- [Directions] Copy out each line below exactly as it appears.

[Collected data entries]
************

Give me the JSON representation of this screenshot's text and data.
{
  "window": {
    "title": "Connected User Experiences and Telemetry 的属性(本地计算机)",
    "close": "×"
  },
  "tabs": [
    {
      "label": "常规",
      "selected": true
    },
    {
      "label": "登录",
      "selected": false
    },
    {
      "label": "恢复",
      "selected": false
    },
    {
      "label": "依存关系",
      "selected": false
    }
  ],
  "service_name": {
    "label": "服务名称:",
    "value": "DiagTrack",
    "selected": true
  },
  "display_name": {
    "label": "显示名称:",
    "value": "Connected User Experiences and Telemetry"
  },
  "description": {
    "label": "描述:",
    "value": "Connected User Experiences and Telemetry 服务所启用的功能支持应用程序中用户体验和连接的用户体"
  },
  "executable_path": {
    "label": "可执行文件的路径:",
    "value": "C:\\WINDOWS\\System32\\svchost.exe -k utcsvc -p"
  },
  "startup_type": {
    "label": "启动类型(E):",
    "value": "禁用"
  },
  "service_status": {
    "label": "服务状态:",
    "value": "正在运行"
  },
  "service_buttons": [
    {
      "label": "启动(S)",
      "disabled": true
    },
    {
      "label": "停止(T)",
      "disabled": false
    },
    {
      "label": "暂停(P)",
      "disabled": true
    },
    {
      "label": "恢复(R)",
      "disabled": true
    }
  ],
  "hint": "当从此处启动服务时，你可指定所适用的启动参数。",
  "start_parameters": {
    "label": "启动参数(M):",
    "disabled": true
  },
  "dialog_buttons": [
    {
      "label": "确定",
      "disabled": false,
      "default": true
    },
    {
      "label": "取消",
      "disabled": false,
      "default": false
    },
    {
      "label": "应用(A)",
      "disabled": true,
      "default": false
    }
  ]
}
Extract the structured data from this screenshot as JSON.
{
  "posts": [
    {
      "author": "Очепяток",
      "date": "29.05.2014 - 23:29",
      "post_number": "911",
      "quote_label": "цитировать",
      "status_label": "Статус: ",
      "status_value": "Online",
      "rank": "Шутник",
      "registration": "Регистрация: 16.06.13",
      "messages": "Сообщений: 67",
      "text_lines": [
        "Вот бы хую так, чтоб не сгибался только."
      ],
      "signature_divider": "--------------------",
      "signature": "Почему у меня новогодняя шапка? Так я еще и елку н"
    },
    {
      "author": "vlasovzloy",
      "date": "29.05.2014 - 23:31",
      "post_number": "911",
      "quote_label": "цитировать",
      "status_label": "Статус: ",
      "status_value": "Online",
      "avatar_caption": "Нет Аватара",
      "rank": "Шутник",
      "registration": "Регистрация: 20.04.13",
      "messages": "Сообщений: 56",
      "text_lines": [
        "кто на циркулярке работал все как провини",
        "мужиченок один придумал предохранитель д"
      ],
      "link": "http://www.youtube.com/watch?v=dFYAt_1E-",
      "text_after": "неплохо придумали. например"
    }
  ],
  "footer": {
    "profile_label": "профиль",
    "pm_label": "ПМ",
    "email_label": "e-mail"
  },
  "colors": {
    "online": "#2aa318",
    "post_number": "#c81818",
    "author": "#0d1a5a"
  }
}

************

- [Written solution]
Give me the JSON representation of this screenshot's text and data.
{
  "window": {
    "title": "Connected User Experiences and Telemetry 的属性(本地计算机)",
    "close": "×"
  },
  "tabs": [
    {
      "label": "常规",
      "selected": true
    },
    {
      "label": "登录",
      "selected": false
    },
    {
      "label": "恢复",
      "selected": false
    },
    {
      "label": "依存关系",
      "selected": false
    }
  ],
  "service_name": {
    "label": "服务名称:",
    "value": "DiagTrack",
    "selected": true
  },
  "display_name": {
    "label": "显示名称:",
    "value": "Connected User Experiences and Telemetry"
  },
  "description": {
    "label": "描述:",
    "value": "Connected User Experiences and Telemetry 服务所启用的功能支持应用程序中用户体验和连接的用户体"
  },
  "executable_path": {
    "label": "可执行文件的路径:",
    "value": "C:\\WINDOWS\\System32\\svchost.exe -k utcsvc -p"
  },
  "startup_type": {
    "label": "启动类型(E):",
    "value": "禁用"
  },
  "service_status": {
    "label": "服务状态:",
    "value": "正在运行"
  },
  "service_buttons": [
    {
      "label": "启动(S)",
      "disabled": true
    },
    {
      "label": "停止(T)",
      "disabled": false
    },
    {
      "label": "暂停(P)",
      "disabled": true
    },
    {
      "label": "恢复(R)",
      "disabled": true
    }
  ],
  "hint": "当从此处启动服务时，你可指定所适用的启动参数。",
  "start_parameters": {
    "label": "启动参数(M):",
    "disabled": true
  },
  "dialog_buttons": [
    {
      "label": "确定",
      "disabled": false,
      "default": true
    },
    {
      "label": "取消",
      "disabled": false,
      "default": false
    },
    {
      "label": "应用(A)",
      "disabled": true,
      "default": false
    }
  ]
}
Extract the structured data from this screenshot as JSON.
{
  "posts": [
    {
      "author": "Очепяток",
      "date": "29.05.2014 - 23:29",
      "post_number": "911",
      "quote_label": "цитировать",
      "status_label": "Статус: ",
      "status_value": "Online",
      "rank": "Шутник",
      "registration": "Регистрация: 16.06.13",
      "messages": "Сообщений: 67",
      "text_lines": [
        "Вот бы хую так, чтоб не сгибался только."
      ],
      "signature_divider": "--------------------",
      "signature": "Почему у меня новогодняя шапка? Так я еще и елку н"
    },
    {
      "author": "vlasovzloy",
      "date": "29.05.2014 - 23:31",
      "post_number": "911",
      "quote_label": "цитировать",
      "status_label": "Статус: ",
      "status_value": "Online",
      "avatar_caption": "Нет Аватара",
      "rank": "Шутник",
      "registration": "Регистрация: 20.04.13",
      "messages": "Сообщений: 56",
      "text_lines": [
        "кто на циркулярке работал все как провини",
        "мужиченок один придумал предохранитель д"
      ],
      "link": "http://www.youtube.com/watch?v=dFYAt_1E-",
      "text_after": "неплохо придумали. например"
    }
  ],
  "footer": {
    "profile_label": "профиль",
    "pm_label": "ПМ",
    "email_label": "e-mail"
  },
  "colors": {
    "online": "#2aa318",
    "post_number": "#c81818",
    "author": "#0d1a5a"
  }
}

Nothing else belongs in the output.